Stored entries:
— BEGIN —

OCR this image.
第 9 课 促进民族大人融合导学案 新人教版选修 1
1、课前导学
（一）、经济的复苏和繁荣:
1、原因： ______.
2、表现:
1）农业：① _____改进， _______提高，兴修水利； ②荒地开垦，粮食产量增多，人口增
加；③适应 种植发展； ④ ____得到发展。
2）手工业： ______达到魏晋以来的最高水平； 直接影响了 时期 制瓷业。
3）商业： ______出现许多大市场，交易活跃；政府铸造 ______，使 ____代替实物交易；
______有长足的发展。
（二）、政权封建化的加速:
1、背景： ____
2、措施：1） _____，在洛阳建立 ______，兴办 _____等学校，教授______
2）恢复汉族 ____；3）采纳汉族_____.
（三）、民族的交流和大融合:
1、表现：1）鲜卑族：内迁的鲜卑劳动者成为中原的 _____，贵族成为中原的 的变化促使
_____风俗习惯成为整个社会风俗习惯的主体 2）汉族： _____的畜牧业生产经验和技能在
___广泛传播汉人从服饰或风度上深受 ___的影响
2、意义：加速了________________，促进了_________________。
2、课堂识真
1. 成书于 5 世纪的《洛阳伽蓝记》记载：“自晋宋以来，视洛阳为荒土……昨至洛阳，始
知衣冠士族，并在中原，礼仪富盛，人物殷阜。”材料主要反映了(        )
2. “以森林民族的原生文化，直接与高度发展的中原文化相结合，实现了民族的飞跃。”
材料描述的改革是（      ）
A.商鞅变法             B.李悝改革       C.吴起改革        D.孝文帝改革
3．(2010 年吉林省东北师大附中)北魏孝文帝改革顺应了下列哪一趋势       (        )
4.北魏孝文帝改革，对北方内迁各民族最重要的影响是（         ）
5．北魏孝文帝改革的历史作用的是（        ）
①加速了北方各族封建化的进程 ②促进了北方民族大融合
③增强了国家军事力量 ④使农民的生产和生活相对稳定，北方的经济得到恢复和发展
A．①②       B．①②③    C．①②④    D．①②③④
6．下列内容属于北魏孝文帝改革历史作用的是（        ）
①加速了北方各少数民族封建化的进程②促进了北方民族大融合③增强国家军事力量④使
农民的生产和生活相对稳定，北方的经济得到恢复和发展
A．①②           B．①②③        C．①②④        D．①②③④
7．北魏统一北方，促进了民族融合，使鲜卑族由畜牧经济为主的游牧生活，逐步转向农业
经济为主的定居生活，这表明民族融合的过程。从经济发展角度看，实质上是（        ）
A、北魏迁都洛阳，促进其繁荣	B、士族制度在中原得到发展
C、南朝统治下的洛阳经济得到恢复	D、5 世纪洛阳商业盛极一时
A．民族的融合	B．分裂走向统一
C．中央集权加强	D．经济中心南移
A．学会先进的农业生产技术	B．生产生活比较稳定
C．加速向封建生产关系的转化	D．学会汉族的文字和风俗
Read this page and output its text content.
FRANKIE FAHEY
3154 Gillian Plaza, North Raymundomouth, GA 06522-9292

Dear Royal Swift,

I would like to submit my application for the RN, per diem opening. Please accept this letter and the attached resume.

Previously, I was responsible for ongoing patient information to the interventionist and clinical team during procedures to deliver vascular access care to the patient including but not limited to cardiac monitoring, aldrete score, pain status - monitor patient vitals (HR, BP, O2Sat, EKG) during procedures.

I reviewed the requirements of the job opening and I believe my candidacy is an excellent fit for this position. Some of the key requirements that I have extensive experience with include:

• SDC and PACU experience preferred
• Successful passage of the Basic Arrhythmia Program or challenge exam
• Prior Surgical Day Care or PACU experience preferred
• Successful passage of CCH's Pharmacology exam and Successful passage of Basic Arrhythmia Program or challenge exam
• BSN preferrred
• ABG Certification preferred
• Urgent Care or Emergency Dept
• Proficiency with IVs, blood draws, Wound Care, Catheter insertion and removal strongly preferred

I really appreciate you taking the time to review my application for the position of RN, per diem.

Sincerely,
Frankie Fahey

— END —

§ PROBLEM TO WORK ON: Return only the number of lines in the preceding records that contain the string "Program".

§ THE RESULT: 2